采用CUDA实现矩阵乘法

2024年11月

Posted by franztao on November 20, 2024

任务描述

采用CUDA实现矩阵乘法:A矩阵:1024x1024,B矩阵:1024x1024,C矩阵:1024x1024,目标是尽可能的减少整个流程时间

学习目标

  1. 入门cuda,什么是cuda,cuda的基本操作
  2. 如何对一个cuda问题,基于cuda领域持续优化,从哪些角度思考,优化cuda需要结合硬件情况,不只是考虑算法的时间复杂度,也需要从硬件是否可以实现甚至实现的高效性考虑,同时也需要上机器评测,部分数值需要实际机器实验佐证
  3. Nsight System安装和使用,工具侧帮助分析算法性能
  4. triton加速https://zhuanlan.zhihu.com/p/697626885

多个版本的优化

cpu版本

CPU版本串行Naive Algorithm(基础版),时间复杂度O(n^3),

void matrixSerial(float *hostA, float *hostB, float *hostC, int M, int K,
                  int N) {
  for (int i = 0; i < M; i++) {
    for (int j = 0; j < N; j++) {
      float tmp = 0;
      for (int s = 0; s < K; s++) {
        tmp += hostA[i * K + s] * hostB[s * N + j];
      }
      hostC[i * N + j] = tmp;
    }
  }
}

串行CPU算法的优化还有使用矩阵分块理论,能减少常量但是时间复杂度保持不变O(n^3)。另外经典的 Strassen算法是一种基于分治法的优化算法,通过减少乘法次数来降低时间复杂度。时间复杂度为 \(O(n^{log_{2}^{7}})\) 最新nature文章《Discovering faster matrix multiplication algorithms with reinforcement learning》通过强化学习来挖掘出新的矩阵乘法分块策略,类似NAS的思路,开创新的算法研究方向。

元素位置列表

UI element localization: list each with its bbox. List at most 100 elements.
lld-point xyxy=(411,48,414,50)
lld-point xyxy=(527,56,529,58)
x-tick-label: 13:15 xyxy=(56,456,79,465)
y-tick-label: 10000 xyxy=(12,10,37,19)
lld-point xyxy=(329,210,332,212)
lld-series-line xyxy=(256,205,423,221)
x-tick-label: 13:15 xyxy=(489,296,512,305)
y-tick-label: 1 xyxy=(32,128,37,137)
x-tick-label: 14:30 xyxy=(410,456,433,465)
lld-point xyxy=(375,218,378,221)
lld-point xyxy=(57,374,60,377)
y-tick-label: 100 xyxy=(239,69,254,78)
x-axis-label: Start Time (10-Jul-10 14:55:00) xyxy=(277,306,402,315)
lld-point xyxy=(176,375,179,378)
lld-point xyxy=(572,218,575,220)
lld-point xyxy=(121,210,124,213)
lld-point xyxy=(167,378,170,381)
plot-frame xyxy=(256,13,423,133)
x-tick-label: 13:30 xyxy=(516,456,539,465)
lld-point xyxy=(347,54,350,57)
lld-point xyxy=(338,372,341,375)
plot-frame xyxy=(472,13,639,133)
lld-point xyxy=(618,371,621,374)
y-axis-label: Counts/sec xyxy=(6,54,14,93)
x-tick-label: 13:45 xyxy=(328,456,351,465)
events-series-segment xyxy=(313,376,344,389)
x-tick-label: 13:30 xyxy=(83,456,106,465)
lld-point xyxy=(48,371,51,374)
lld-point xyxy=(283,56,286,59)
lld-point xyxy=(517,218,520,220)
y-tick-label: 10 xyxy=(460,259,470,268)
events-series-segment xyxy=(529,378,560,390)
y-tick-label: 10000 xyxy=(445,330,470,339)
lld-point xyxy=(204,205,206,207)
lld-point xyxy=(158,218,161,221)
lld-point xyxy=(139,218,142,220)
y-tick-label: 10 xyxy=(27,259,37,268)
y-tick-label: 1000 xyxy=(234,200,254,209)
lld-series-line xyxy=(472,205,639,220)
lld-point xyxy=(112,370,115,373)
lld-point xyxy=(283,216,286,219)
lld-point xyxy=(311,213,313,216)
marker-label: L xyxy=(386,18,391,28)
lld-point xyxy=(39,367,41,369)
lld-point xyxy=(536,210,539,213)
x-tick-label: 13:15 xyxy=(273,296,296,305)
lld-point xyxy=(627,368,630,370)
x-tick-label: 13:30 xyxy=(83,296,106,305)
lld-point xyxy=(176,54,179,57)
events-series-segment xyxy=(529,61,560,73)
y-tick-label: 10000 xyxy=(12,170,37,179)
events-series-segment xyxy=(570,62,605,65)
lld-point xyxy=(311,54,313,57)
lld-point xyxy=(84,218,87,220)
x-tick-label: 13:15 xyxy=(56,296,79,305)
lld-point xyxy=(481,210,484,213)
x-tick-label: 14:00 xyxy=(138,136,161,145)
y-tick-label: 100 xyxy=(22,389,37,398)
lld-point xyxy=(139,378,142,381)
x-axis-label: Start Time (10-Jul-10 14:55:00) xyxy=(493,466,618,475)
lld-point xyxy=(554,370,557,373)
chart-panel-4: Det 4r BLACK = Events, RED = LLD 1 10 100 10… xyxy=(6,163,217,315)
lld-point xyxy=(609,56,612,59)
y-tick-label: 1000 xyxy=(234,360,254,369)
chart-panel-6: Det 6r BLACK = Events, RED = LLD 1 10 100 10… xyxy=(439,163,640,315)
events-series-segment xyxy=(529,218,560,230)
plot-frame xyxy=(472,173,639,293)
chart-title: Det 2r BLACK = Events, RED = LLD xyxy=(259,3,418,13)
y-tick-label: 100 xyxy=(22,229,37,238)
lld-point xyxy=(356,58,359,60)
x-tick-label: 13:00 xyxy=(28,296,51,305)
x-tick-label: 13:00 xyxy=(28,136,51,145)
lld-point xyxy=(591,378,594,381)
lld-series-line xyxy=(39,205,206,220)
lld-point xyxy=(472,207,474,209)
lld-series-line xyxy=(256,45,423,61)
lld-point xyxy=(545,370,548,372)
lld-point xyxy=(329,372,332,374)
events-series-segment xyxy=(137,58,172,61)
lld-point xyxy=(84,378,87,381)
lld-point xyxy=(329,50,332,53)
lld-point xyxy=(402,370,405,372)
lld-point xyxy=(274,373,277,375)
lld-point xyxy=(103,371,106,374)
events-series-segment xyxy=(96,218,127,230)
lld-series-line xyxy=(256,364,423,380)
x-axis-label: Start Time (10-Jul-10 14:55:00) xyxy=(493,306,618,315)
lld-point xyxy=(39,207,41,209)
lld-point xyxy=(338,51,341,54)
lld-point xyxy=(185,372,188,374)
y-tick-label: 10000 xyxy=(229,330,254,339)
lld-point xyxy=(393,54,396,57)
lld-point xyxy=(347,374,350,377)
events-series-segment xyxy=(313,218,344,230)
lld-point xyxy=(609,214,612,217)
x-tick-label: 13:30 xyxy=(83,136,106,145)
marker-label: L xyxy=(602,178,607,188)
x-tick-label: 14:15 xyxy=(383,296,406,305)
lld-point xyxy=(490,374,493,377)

任务要求:
按声明顺序,列出选定文本中函数 matrixSerial 的全部形参名称。

任务输出:
hostA、hostB、hostC、M、K、N